Collected data entries:

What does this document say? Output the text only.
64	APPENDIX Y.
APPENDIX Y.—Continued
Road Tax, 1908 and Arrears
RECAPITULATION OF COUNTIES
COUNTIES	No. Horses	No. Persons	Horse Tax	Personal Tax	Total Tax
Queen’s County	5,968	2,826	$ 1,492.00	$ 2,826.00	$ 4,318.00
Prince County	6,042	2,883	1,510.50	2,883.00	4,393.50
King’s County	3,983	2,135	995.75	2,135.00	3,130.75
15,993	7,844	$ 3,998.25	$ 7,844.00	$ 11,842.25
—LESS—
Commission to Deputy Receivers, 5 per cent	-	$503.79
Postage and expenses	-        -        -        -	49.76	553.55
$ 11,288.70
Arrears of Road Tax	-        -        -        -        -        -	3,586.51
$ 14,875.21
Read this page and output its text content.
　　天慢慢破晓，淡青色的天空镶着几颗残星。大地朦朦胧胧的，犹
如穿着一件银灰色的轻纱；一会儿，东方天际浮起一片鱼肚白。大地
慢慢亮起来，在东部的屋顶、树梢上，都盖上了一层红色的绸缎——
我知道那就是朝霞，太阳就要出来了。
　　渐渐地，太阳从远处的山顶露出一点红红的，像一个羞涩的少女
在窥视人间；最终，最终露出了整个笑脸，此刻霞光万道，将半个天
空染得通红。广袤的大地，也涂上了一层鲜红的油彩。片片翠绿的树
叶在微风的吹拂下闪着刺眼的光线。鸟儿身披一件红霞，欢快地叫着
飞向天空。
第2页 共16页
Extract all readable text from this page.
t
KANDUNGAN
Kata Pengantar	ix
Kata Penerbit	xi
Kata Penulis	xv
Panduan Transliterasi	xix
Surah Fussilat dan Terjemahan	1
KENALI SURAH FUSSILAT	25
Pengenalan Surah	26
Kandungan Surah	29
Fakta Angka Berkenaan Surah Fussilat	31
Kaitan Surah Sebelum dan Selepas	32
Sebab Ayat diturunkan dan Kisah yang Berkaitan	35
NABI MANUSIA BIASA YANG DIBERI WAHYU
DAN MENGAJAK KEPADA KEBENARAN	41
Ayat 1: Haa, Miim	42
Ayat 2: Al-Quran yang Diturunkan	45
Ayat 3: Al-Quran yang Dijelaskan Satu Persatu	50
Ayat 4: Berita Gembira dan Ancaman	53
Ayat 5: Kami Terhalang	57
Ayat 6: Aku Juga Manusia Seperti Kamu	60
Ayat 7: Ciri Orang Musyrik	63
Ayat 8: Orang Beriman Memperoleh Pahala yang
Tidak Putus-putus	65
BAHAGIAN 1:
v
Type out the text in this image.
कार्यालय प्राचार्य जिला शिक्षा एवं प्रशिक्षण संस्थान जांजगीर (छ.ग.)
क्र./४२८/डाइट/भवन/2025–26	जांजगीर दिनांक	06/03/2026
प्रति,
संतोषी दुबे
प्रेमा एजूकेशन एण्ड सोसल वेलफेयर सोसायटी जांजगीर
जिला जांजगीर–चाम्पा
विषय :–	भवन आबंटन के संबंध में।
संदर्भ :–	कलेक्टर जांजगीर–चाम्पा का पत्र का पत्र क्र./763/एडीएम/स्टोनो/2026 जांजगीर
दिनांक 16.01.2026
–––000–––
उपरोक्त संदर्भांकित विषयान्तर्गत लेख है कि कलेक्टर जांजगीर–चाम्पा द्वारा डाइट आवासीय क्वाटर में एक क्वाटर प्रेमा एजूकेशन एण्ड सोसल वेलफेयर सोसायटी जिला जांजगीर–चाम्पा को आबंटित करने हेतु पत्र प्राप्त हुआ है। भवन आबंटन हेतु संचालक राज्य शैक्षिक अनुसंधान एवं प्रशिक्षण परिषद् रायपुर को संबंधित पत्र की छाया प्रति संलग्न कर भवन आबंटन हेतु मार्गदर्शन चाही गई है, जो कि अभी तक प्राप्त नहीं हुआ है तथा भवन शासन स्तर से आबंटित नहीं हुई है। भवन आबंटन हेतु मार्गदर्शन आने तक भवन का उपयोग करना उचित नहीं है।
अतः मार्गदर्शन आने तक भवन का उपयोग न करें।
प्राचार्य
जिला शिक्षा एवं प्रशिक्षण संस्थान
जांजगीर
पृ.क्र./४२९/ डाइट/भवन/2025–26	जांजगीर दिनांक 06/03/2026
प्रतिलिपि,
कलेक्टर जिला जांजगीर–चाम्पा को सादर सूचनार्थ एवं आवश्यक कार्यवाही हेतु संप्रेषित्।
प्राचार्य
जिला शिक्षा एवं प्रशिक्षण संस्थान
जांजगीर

• [Task description]:
Go through the material and select each line with the string "text" in it.

• [Solution to this problem]:
What does this document say? Output the text only.
Read this page and output its text content.
Extract all readable text from this page.
Type out the text in this image.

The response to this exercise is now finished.